#### What the task requires
From the records that follow, copy every line in which "reflexión" appears.

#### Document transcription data
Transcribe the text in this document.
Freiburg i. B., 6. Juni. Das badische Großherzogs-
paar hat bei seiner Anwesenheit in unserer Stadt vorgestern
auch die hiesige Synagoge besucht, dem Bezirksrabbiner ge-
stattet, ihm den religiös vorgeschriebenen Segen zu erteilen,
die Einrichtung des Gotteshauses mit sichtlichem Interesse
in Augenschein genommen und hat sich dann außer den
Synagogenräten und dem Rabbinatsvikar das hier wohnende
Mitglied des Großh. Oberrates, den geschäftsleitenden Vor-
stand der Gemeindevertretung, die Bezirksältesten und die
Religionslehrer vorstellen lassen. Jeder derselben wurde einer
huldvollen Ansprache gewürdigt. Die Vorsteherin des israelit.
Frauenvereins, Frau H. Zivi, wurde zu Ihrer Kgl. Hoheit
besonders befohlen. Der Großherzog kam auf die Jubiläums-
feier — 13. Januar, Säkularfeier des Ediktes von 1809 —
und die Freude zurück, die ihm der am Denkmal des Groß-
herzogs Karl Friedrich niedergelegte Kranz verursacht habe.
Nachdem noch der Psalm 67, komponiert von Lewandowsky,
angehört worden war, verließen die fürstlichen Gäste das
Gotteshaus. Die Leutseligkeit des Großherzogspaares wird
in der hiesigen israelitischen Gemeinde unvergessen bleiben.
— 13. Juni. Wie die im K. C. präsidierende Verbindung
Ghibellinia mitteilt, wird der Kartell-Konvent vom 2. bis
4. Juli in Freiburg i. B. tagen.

==

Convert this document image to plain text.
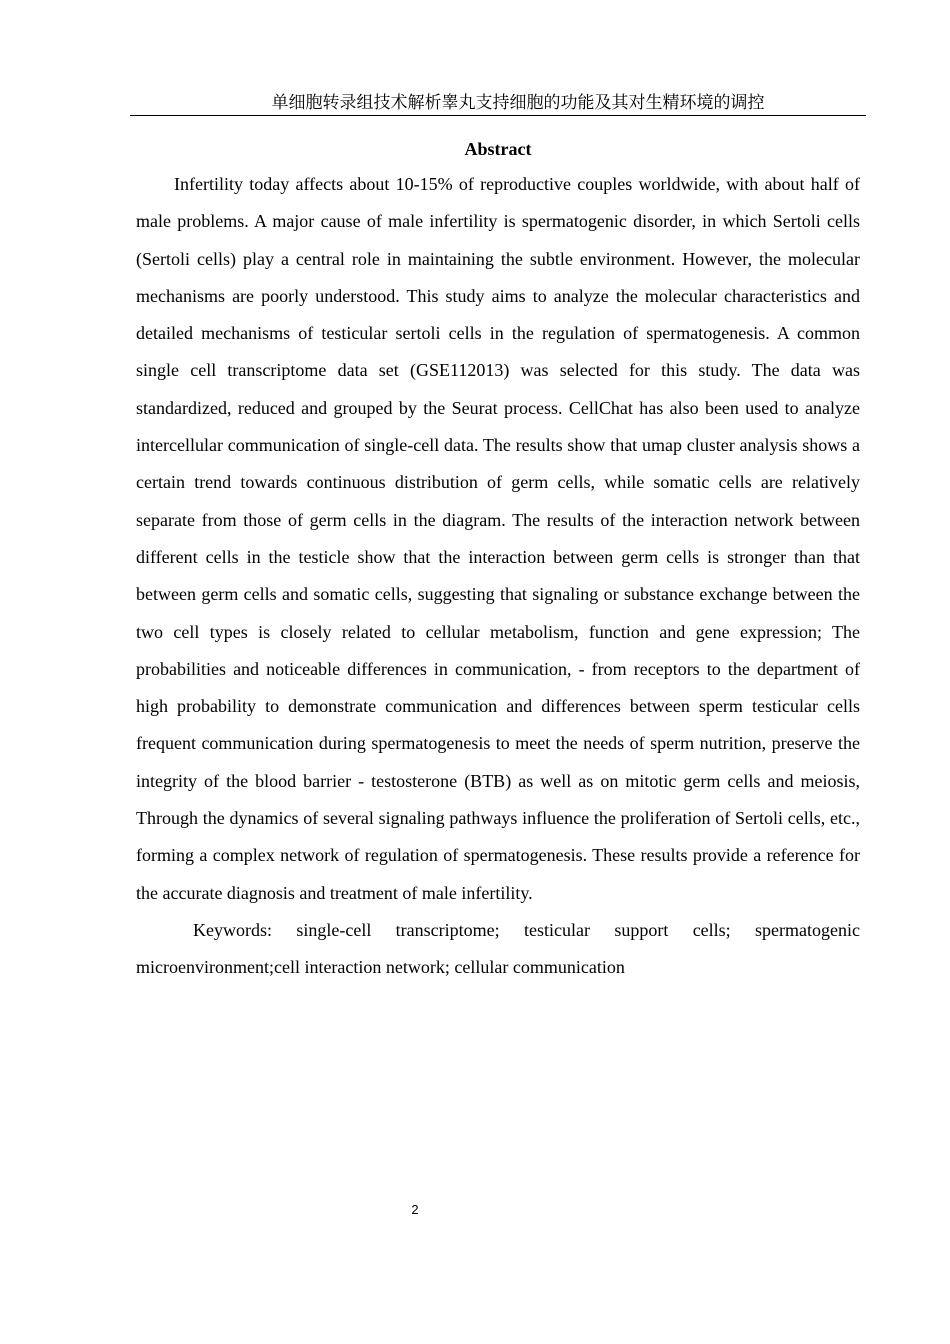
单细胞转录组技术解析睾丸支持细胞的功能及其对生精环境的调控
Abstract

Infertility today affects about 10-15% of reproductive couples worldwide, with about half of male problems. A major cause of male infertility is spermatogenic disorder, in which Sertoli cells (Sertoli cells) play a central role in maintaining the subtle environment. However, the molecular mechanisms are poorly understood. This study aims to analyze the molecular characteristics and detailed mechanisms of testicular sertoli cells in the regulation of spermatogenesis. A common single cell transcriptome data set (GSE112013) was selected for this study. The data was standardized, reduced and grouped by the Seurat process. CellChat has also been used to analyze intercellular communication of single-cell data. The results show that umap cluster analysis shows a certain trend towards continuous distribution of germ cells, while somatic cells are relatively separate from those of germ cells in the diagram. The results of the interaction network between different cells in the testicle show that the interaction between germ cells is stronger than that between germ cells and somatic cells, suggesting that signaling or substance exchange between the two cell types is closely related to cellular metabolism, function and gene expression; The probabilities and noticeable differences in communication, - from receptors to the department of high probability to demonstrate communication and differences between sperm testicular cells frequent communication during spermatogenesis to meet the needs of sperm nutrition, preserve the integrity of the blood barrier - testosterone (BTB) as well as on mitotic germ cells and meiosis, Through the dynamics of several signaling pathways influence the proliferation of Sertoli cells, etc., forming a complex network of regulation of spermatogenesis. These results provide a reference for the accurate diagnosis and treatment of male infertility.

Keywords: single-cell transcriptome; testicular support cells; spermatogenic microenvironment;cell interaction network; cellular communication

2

...

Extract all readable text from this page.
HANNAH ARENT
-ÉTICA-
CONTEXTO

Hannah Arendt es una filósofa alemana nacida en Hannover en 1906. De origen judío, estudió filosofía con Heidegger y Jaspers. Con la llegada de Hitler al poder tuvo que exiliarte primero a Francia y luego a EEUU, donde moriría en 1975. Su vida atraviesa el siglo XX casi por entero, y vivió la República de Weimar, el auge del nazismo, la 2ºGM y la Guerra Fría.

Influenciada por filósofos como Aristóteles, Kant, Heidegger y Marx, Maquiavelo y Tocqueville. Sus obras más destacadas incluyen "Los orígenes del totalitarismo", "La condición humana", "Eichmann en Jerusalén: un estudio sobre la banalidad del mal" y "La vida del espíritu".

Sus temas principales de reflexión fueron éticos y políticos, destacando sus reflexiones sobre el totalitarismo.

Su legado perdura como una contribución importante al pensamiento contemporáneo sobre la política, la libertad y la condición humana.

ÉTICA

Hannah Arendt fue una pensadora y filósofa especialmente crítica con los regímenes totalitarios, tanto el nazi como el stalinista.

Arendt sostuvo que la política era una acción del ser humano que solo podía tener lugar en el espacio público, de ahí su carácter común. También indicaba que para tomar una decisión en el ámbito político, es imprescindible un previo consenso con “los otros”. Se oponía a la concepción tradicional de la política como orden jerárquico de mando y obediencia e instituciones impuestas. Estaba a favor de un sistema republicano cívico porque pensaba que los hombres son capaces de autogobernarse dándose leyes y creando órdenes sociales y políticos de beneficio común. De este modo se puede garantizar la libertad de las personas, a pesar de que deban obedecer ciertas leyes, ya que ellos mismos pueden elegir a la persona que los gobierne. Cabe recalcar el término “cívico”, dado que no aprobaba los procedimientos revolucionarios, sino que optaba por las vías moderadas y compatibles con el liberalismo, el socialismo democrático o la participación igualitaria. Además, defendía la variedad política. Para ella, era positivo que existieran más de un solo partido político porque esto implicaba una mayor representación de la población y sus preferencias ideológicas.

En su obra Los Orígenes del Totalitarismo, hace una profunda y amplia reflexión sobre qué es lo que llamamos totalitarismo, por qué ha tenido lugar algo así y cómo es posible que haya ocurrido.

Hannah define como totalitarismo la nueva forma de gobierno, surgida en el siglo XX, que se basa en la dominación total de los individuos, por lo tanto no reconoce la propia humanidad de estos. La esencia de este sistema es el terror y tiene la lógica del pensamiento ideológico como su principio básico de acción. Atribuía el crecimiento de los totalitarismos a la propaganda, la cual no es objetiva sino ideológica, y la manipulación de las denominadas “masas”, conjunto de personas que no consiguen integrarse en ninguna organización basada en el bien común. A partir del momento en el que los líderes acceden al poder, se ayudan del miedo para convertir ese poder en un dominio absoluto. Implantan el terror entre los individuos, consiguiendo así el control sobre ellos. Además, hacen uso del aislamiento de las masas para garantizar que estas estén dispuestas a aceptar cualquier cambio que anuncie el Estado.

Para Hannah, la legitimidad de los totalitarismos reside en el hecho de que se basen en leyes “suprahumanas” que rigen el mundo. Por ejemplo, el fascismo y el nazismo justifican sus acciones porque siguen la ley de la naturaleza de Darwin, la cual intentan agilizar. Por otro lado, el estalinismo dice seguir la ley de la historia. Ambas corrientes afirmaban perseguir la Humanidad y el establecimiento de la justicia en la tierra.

#### Exercise result
Sus temas principales de reflexión fueron éticos y políticos, destacando sus reflexiones sobre el totalitarismo.
En su obra Los Orígenes del Totalitarismo, hace una profunda y amplia reflexión sobre qué es lo que llamamos totalitarismo, por qué ha tenido lugar algo así y cómo es posible que haya ocurrido.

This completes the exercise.